-- begin Dataset content --
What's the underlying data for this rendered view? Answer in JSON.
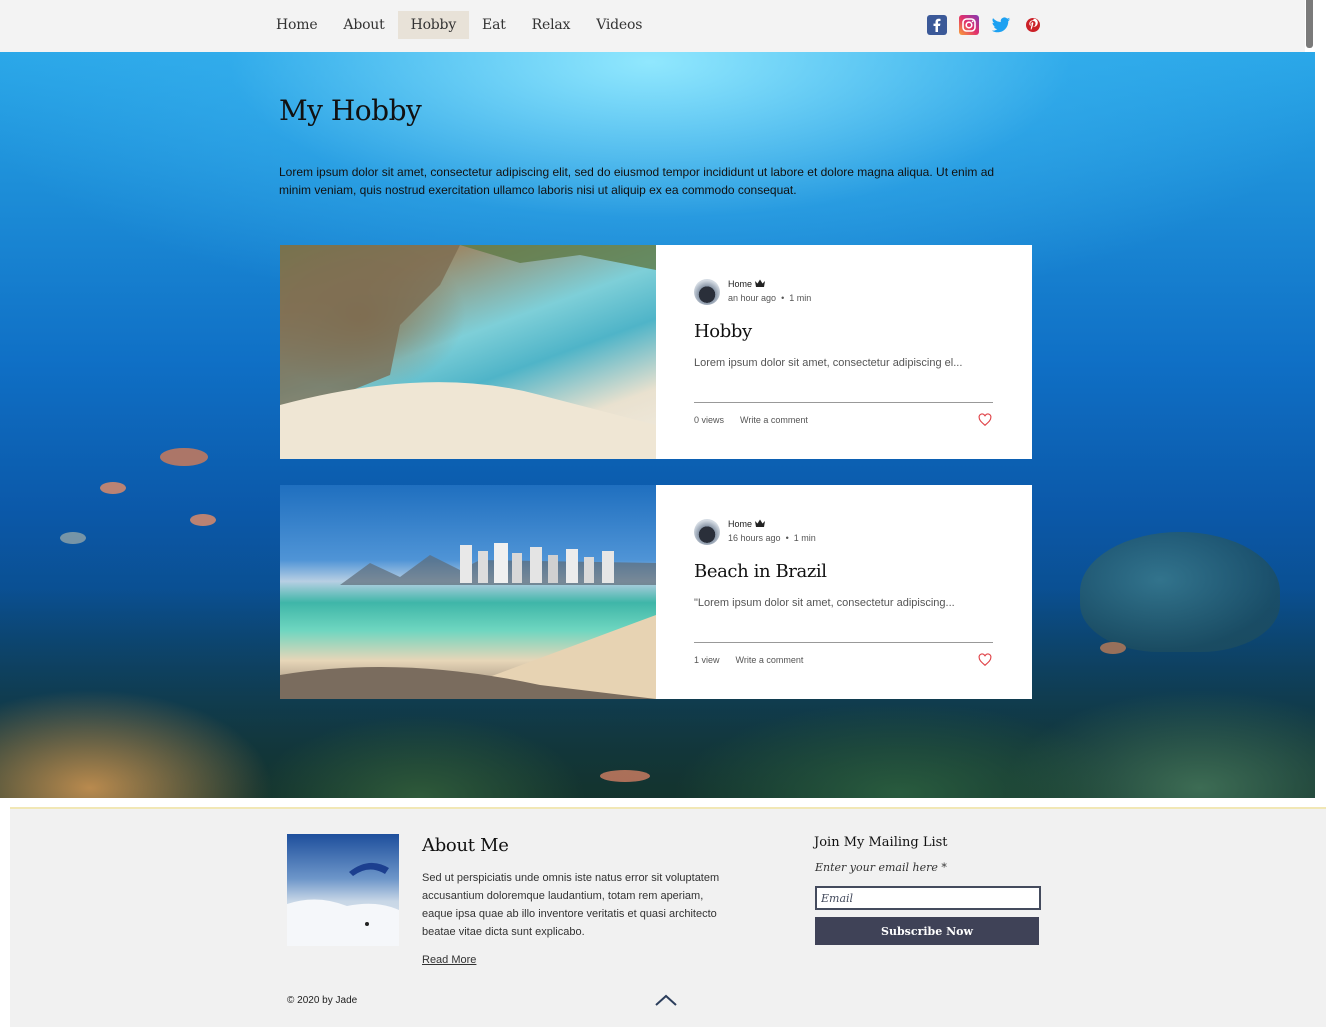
{
  "nav": {
    "items": [
      {
        "label": "Home"
      },
      {
        "label": "About"
      },
      {
        "label": "Hobby"
      },
      {
        "label": "Eat"
      },
      {
        "label": "Relax"
      },
      {
        "label": "Videos"
      }
    ],
    "active": "Hobby"
  },
  "social": [
    "facebook-icon",
    "instagram-icon",
    "twitter-icon",
    "pinterest-icon"
  ],
  "hero": {
    "title": "My Hobby",
    "description": "Lorem ipsum dolor sit amet, consectetur adipiscing elit, sed do eiusmod tempor incididunt ut labore et dolore magna aliqua. Ut enim ad minim veniam, quis nostrud exercitation ullamco laboris nisi ut aliquip ex ea commodo consequat."
  },
  "posts": [
    {
      "author": "Home",
      "time": "an hour ago",
      "read": "1 min",
      "title": "Hobby",
      "excerpt": "Lorem ipsum dolor sit amet, consectetur adipiscing el...",
      "views": "0 views",
      "comment": "Write a comment"
    },
    {
      "author": "Home",
      "time": "16 hours ago",
      "read": "1 min",
      "title": "Beach in Brazil",
      "excerpt": "\"Lorem ipsum dolor sit amet, consectetur adipiscing...",
      "views": "1 view",
      "comment": "Write a comment"
    }
  ],
  "footer": {
    "about_title": "About Me",
    "about_text": "Sed ut perspiciatis unde omnis iste natus error sit voluptatem accusantium doloremque laudantium, totam rem aperiam, eaque ipsa quae ab illo inventore veritatis et quasi architecto beatae vitae dicta sunt explicabo.",
    "read_more": "Read More",
    "mail_title": "Join My Mailing List",
    "email_label": "Enter your email here *",
    "email_placeholder": "Email",
    "subscribe": "Subscribe Now",
    "copyright": "© 2020 by Jade"
  },
  "colors": {
    "header_bg": "#f3f3f3",
    "nav_active_bg": "#e8e2d8",
    "button_bg": "#3f4257",
    "heart": "#e0474c"
  }
}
-- end Dataset content --
**Set task:** Write the entries above out in full, exactly, with no images.

**Final answer:**
What's the underlying data for this rendered view? Answer in JSON.
{
  "nav": {
    "items": [
      {
        "label": "Home"
      },
      {
        "label": "About"
      },
      {
        "label": "Hobby"
      },
      {
        "label": "Eat"
      },
      {
        "label": "Relax"
      },
      {
        "label": "Videos"
      }
    ],
    "active": "Hobby"
  },
  "social": [
    "facebook-icon",
    "instagram-icon",
    "twitter-icon",
    "pinterest-icon"
  ],
  "hero": {
    "title": "My Hobby",
    "description": "Lorem ipsum dolor sit amet, consectetur adipiscing elit, sed do eiusmod tempor incididunt ut labore et dolore magna aliqua. Ut enim ad minim veniam, quis nostrud exercitation ullamco laboris nisi ut aliquip ex ea commodo consequat."
  },
  "posts": [
    {
      "author": "Home",
      "time": "an hour ago",
      "read": "1 min",
      "title": "Hobby",
      "excerpt": "Lorem ipsum dolor sit amet, consectetur adipiscing el...",
      "views": "0 views",
      "comment": "Write a comment"
    },
    {
      "author": "Home",
      "time": "16 hours ago",
      "read": "1 min",
      "title": "Beach in Brazil",
      "excerpt": "\"Lorem ipsum dolor sit amet, consectetur adipiscing...",
      "views": "1 view",
      "comment": "Write a comment"
    }
  ],
  "footer": {
    "about_title": "About Me",
    "about_text": "Sed ut perspiciatis unde omnis iste natus error sit voluptatem accusantium doloremque laudantium, totam rem aperiam, eaque ipsa quae ab illo inventore veritatis et quasi architecto beatae vitae dicta sunt explicabo.",
    "read_more": "Read More",
    "mail_title": "Join My Mailing List",
    "email_label": "Enter your email here *",
    "email_placeholder": "Email",
    "subscribe": "Subscribe Now",
    "copyright": "© 2020 by Jade"
  },
  "colors": {
    "header_bg": "#f3f3f3",
    "nav_active_bg": "#e8e2d8",
    "button_bg": "#3f4257",
    "heart": "#e0474c"
  }
}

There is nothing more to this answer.